Stated task: Using the data below, gather each line that includes the word "this".

Raw data:
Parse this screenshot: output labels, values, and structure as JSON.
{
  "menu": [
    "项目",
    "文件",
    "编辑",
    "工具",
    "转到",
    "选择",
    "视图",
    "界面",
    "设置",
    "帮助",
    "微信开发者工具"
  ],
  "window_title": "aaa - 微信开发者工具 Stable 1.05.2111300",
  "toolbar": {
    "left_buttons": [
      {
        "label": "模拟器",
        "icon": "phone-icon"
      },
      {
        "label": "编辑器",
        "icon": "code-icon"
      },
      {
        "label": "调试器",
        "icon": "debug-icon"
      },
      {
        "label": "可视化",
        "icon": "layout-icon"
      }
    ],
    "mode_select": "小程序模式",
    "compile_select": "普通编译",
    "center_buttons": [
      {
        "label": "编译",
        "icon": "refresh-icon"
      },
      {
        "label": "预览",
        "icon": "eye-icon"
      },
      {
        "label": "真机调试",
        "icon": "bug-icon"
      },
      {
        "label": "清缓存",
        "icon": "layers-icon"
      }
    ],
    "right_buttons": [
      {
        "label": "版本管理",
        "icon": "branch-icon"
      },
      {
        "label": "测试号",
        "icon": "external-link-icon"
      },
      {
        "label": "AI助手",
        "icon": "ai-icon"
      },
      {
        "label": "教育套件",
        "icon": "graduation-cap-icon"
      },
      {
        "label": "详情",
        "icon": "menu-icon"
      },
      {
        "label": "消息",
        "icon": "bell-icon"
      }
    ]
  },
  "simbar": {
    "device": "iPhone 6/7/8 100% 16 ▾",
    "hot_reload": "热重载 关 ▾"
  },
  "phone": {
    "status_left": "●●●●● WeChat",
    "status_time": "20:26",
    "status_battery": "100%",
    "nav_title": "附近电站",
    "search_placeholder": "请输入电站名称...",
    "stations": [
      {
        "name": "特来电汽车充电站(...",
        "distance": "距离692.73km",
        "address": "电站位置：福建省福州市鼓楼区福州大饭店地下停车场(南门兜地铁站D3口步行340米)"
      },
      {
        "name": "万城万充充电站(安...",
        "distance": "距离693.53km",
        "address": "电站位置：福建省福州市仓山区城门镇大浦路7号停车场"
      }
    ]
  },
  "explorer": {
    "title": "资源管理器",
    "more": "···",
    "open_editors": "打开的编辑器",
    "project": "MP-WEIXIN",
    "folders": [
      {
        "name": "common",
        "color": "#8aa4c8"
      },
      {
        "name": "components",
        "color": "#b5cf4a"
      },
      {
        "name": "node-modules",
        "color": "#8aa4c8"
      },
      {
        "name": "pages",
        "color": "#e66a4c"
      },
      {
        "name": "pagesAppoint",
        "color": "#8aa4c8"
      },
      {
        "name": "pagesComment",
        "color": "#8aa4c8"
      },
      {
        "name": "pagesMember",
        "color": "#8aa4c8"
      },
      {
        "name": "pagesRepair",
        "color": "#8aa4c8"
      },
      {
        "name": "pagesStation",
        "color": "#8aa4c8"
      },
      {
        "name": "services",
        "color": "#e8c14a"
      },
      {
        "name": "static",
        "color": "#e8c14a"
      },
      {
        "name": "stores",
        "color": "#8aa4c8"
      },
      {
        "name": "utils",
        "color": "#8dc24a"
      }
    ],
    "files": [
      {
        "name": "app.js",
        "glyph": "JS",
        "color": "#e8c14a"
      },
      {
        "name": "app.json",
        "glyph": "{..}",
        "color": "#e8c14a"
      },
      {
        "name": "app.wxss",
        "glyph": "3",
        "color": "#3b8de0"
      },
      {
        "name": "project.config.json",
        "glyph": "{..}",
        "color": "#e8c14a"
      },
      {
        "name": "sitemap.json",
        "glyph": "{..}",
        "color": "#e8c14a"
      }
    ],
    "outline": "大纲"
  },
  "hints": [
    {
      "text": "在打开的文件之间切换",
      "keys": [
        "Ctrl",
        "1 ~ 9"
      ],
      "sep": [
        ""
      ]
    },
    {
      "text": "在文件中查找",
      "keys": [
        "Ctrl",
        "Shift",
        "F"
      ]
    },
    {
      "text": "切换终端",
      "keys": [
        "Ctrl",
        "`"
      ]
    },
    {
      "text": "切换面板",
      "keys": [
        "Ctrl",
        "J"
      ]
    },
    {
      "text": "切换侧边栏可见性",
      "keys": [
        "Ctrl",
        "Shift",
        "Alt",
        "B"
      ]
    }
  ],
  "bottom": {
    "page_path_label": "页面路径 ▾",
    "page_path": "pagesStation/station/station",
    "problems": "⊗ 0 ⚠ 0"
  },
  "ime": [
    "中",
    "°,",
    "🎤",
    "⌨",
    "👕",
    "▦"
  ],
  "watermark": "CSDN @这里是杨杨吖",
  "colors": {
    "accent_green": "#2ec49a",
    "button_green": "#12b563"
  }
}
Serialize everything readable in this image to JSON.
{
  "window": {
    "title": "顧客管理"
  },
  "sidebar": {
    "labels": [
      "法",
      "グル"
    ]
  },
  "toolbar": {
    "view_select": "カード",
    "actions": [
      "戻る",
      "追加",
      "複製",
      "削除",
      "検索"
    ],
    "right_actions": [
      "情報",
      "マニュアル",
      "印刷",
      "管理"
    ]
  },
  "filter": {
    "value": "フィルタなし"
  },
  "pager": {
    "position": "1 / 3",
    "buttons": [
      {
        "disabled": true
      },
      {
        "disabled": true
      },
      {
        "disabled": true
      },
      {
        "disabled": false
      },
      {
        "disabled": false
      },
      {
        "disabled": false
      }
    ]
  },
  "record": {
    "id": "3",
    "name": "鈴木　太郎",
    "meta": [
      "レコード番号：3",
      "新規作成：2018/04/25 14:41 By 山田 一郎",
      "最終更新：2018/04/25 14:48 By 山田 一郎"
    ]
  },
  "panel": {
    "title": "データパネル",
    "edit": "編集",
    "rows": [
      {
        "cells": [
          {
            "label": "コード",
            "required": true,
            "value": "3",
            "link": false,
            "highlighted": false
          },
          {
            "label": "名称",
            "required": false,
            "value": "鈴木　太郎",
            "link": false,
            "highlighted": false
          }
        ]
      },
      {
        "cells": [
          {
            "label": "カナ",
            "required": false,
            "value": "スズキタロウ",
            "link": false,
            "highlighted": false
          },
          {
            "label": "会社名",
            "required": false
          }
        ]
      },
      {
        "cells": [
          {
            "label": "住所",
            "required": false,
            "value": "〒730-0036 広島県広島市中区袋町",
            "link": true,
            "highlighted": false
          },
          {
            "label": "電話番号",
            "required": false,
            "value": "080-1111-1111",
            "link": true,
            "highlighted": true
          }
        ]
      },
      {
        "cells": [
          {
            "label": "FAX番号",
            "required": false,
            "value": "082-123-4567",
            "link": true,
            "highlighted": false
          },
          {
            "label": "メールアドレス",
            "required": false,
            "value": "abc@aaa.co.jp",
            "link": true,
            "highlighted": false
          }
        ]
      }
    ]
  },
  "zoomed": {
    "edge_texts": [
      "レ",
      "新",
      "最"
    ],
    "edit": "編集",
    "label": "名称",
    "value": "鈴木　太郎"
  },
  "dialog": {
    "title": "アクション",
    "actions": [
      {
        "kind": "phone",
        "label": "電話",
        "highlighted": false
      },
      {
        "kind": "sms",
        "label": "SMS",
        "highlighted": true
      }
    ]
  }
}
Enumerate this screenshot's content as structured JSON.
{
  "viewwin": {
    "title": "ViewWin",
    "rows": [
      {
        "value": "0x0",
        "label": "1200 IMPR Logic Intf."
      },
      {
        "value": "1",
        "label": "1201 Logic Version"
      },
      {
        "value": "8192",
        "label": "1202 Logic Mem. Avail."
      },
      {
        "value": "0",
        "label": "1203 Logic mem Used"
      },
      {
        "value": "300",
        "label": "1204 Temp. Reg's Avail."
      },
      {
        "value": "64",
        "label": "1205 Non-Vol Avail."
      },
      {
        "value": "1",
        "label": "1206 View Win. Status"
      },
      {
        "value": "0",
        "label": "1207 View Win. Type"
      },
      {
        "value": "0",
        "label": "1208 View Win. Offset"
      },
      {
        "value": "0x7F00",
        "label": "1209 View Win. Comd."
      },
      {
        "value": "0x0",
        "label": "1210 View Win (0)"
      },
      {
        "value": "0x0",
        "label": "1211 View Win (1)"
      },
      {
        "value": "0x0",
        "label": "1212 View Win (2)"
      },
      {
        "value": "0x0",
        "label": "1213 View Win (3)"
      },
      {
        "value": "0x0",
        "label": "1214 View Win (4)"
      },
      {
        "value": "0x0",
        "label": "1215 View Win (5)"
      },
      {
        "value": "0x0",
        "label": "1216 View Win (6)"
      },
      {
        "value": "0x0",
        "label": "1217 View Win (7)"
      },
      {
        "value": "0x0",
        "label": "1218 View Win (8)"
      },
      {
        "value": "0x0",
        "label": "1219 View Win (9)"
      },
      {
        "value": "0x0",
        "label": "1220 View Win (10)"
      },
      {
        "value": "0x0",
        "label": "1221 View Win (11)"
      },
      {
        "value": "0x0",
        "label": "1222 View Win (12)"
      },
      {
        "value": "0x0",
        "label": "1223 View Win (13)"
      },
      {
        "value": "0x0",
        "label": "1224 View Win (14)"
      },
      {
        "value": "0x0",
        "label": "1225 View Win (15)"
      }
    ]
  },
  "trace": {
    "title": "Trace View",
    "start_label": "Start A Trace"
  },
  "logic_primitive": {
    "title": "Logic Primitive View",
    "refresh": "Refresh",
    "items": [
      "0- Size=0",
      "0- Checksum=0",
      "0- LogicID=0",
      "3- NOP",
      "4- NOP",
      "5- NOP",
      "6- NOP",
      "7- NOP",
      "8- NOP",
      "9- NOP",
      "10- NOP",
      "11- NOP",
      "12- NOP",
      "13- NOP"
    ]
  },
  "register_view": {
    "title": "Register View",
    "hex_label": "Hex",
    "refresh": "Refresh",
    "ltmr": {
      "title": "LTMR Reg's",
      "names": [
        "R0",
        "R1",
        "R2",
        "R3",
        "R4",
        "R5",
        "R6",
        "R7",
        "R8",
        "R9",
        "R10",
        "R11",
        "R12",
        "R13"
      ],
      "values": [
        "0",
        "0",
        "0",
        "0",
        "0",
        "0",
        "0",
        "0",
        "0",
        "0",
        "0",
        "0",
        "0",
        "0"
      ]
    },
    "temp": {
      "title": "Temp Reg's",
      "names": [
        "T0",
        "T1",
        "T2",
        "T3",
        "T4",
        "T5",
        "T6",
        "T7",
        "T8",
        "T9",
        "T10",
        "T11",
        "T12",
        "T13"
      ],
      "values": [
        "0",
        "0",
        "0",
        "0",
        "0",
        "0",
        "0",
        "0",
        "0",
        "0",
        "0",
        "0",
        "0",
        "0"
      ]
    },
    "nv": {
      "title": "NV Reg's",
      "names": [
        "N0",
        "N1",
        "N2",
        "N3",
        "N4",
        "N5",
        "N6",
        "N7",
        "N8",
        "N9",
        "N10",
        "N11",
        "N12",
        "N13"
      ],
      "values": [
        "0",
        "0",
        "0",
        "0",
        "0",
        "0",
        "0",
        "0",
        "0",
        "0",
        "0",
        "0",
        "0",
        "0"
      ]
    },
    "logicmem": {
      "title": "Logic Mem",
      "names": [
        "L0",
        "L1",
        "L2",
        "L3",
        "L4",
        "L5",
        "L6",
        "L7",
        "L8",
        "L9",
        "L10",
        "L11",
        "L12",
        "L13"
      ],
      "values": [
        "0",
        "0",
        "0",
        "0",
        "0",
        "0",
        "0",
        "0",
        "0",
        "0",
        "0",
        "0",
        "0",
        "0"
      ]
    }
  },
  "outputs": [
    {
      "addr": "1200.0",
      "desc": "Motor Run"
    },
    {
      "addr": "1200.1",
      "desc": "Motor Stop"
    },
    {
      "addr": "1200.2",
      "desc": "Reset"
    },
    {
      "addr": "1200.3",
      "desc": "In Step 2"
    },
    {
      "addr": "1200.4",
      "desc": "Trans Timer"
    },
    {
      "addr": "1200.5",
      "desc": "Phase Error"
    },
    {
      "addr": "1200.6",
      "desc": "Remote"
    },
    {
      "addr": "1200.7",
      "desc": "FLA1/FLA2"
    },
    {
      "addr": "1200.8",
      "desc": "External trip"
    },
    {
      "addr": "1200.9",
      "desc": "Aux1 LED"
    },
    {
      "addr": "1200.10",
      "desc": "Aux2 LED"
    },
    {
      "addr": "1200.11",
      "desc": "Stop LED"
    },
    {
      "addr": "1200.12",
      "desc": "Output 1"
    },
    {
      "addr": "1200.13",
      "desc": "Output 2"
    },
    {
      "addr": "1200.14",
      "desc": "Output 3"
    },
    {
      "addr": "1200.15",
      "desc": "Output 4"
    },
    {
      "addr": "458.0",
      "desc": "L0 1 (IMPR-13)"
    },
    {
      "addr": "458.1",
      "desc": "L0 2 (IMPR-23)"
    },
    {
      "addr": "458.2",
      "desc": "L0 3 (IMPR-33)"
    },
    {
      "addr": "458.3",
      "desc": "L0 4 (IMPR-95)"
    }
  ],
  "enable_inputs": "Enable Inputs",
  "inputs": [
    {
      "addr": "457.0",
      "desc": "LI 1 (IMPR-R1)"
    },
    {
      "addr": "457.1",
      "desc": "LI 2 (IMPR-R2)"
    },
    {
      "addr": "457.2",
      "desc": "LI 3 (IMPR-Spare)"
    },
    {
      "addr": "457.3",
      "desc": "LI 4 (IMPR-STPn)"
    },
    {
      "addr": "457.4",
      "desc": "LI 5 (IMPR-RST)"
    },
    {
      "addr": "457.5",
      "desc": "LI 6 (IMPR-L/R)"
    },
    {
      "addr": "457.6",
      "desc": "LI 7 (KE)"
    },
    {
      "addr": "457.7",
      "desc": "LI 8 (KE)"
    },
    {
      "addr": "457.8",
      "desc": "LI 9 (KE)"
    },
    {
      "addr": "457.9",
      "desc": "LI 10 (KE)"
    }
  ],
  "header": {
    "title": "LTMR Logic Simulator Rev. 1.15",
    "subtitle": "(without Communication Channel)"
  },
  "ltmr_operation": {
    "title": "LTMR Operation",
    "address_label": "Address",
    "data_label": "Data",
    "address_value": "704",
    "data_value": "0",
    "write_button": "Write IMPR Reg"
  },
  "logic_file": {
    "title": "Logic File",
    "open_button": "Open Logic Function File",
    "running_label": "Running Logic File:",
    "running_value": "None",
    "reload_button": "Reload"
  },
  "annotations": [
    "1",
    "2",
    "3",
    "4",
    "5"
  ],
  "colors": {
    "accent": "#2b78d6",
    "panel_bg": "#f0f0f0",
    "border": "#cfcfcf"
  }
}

Correct output:
Parse this screenshot: output labels, values, and structure as JSON.
Serialize everything readable in this image to JSON.
Enumerate this screenshot's content as structured JSON.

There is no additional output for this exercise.